▶ _GOAL OF THE EXERCISE_: Look for the line containing "Give me the" and the line containing "Parse this screenshot: output" in the entries below. Copy those two and all lines between them exactly, leaving out pictures.

....

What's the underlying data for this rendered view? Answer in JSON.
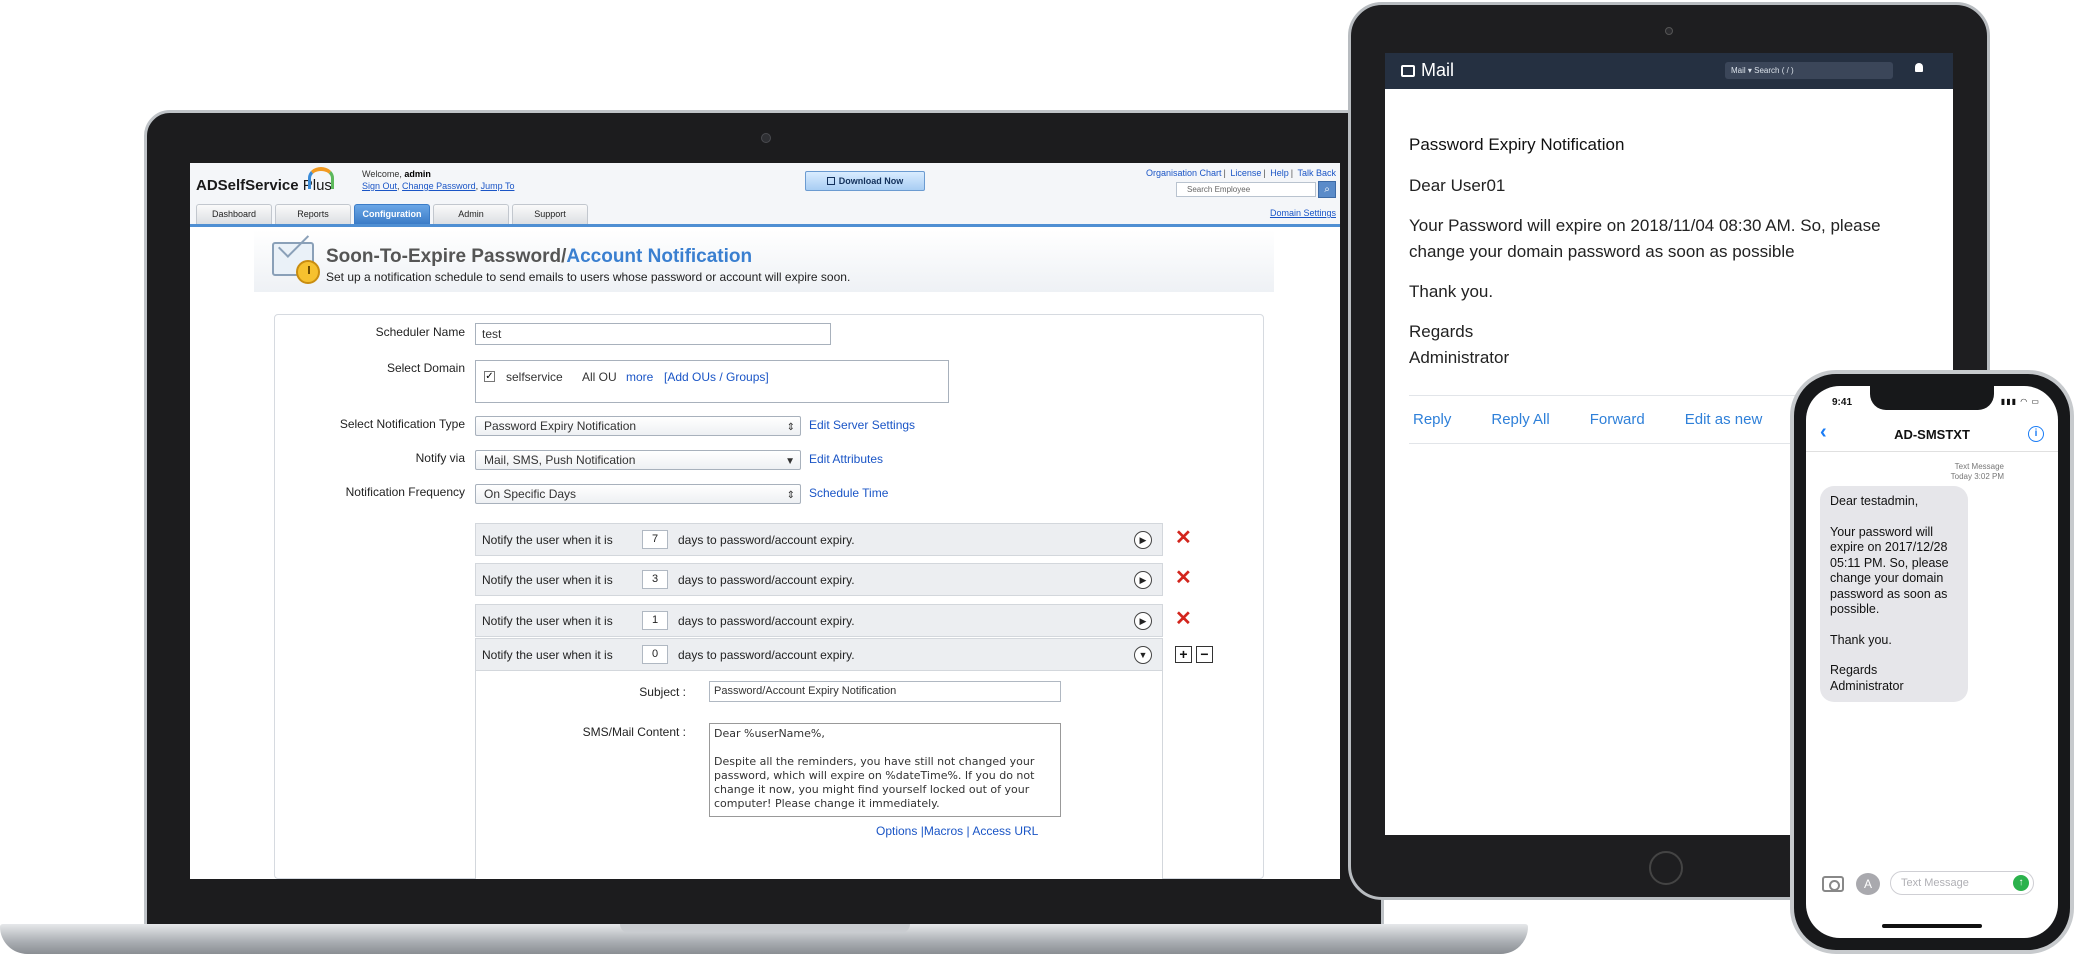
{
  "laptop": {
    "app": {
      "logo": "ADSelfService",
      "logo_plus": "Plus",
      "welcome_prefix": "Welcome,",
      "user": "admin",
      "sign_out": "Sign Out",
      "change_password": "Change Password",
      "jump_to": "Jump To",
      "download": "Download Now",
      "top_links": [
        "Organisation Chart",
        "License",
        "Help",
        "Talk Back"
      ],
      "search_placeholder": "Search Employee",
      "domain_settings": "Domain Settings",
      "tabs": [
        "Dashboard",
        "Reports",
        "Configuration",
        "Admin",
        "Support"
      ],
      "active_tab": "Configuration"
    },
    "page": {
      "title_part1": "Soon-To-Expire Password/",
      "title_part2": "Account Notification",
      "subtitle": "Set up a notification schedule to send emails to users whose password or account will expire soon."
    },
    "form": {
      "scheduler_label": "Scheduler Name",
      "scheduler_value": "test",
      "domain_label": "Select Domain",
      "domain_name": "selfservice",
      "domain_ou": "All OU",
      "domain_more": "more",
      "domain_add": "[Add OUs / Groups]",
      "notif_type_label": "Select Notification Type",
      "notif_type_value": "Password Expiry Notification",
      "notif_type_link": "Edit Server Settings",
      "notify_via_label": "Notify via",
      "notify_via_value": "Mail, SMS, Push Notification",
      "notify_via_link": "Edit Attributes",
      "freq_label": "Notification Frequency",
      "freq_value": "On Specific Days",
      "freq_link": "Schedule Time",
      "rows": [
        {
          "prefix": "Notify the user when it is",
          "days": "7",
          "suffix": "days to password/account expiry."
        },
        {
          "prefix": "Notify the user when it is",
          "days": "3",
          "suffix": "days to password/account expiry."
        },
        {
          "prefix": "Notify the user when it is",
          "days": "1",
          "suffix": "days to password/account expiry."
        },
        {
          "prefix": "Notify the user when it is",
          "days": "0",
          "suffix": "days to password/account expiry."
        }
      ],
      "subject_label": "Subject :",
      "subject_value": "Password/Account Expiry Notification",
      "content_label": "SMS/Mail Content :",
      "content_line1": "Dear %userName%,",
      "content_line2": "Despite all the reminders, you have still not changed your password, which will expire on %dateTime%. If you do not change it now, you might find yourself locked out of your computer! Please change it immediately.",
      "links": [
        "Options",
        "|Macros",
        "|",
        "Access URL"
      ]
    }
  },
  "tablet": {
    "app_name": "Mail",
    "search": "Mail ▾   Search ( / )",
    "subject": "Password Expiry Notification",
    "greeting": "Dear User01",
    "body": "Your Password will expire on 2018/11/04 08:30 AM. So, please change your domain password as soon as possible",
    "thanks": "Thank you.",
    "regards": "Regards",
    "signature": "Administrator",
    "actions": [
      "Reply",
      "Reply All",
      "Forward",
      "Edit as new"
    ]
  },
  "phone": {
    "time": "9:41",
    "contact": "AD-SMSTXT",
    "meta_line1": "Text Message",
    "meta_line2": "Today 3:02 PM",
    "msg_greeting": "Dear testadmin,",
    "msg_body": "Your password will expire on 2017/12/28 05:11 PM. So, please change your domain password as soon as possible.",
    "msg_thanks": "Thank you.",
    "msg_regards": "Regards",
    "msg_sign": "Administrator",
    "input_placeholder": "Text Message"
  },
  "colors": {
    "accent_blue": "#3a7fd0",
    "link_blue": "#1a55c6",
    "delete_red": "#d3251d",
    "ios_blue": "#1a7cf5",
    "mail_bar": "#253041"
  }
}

....

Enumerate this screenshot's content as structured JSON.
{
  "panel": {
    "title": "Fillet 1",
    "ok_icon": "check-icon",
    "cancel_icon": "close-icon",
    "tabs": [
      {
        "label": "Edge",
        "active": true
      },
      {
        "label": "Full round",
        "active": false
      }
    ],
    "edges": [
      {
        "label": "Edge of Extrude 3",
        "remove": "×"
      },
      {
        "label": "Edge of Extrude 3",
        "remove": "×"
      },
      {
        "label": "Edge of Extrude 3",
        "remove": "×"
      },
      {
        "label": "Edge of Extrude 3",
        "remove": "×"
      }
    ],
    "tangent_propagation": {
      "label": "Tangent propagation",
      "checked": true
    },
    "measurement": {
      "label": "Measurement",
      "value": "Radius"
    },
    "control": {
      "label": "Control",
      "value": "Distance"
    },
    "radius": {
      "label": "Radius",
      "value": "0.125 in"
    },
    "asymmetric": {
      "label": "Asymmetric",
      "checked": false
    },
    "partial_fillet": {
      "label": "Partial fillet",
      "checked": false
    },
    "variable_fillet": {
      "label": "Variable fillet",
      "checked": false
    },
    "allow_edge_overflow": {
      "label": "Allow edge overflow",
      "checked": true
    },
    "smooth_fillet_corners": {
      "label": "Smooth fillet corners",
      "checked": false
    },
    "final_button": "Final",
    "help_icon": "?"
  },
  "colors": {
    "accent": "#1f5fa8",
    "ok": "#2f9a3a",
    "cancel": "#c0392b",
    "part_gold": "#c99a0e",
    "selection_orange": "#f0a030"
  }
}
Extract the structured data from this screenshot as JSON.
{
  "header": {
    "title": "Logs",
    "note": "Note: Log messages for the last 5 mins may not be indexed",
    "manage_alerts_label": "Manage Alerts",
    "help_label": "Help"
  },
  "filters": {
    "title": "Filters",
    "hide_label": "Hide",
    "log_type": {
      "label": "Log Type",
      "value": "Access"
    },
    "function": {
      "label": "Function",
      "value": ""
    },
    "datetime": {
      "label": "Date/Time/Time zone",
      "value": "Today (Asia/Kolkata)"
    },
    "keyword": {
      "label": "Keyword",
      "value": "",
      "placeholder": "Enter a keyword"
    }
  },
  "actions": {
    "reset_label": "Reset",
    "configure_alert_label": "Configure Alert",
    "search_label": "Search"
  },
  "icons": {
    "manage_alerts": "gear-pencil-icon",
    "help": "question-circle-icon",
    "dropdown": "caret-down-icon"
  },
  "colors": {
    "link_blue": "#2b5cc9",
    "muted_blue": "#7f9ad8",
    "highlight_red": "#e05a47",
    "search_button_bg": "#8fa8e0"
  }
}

....

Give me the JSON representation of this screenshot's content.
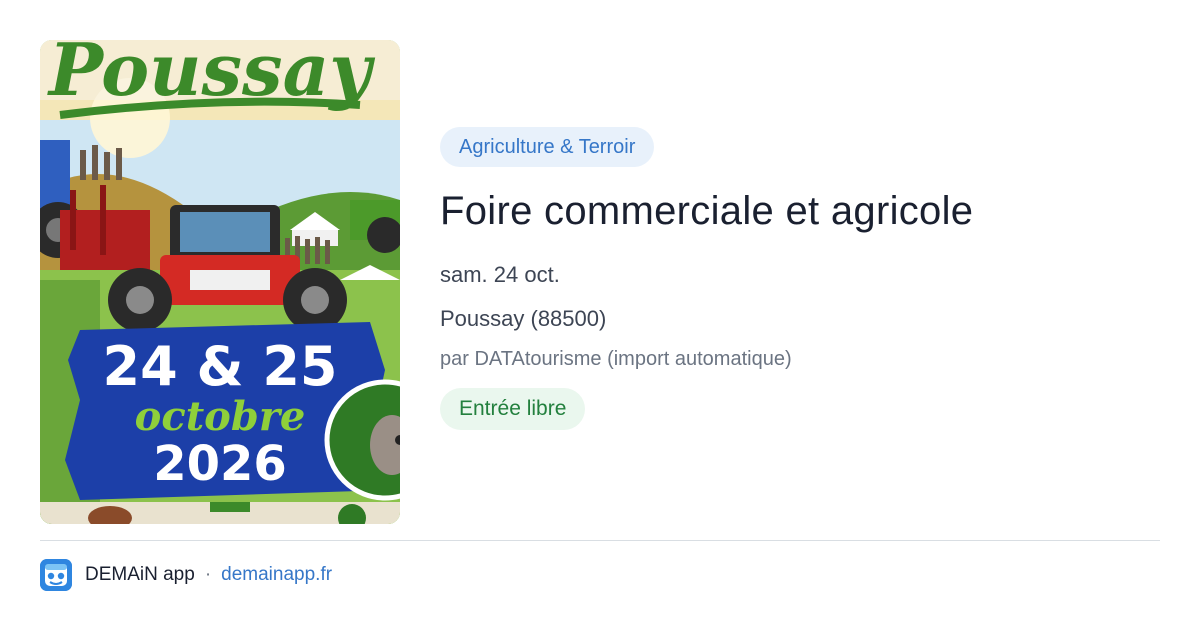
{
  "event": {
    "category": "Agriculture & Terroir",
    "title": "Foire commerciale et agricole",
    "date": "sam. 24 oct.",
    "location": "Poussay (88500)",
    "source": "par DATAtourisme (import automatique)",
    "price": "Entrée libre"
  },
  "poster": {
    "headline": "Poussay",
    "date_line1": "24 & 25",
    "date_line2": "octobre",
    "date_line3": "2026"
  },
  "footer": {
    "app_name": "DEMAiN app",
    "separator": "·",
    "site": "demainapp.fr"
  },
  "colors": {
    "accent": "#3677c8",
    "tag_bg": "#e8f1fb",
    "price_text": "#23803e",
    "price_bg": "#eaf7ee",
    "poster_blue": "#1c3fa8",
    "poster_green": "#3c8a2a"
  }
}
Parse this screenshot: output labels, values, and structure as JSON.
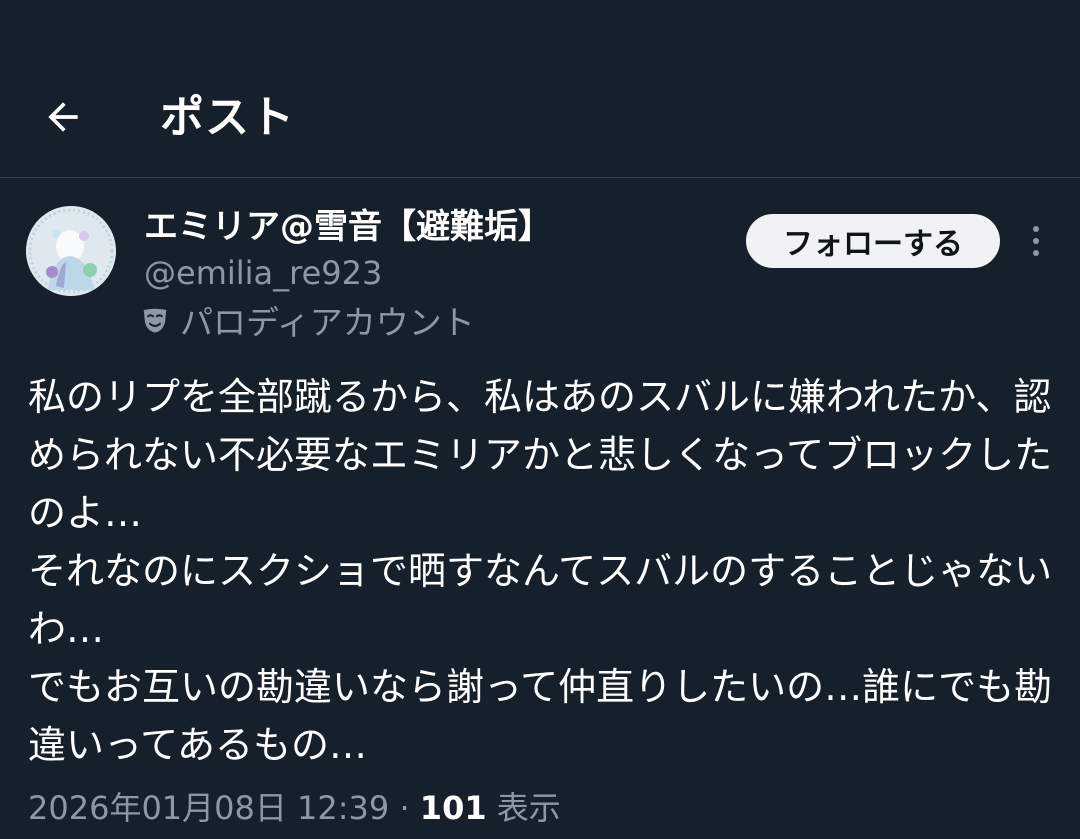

....

▶ _FULL ANSWER_:
Give me the JSON representation of this screenshot's content.
{
  "event": {
    "category": "Agriculture & Terroir",
    "title": "Foire commerciale et agricole",
    "date": "sam. 24 oct.",
    "location": "Poussay (88500)",
    "source": "par DATAtourisme (import automatique)",
    "price": "Entrée libre"
  },
  "poster": {
    "headline": "Poussay",
    "date_line1": "24 & 25",
    "date_line2": "octobre",
    "date_line3": "2026"
  },
  "footer": {
    "app_name": "DEMAiN app",
    "separator": "·",
    "site": "demainapp.fr"
  },
  "colors": {
    "accent": "#3677c8",
    "tag_bg": "#e8f1fb",
    "price_text": "#23803e",
    "price_bg": "#eaf7ee",
    "poster_blue": "#1c3fa8",
    "poster_green": "#3c8a2a"
  }
}
Parse this screenshot: output labels, values, and structure as JSON.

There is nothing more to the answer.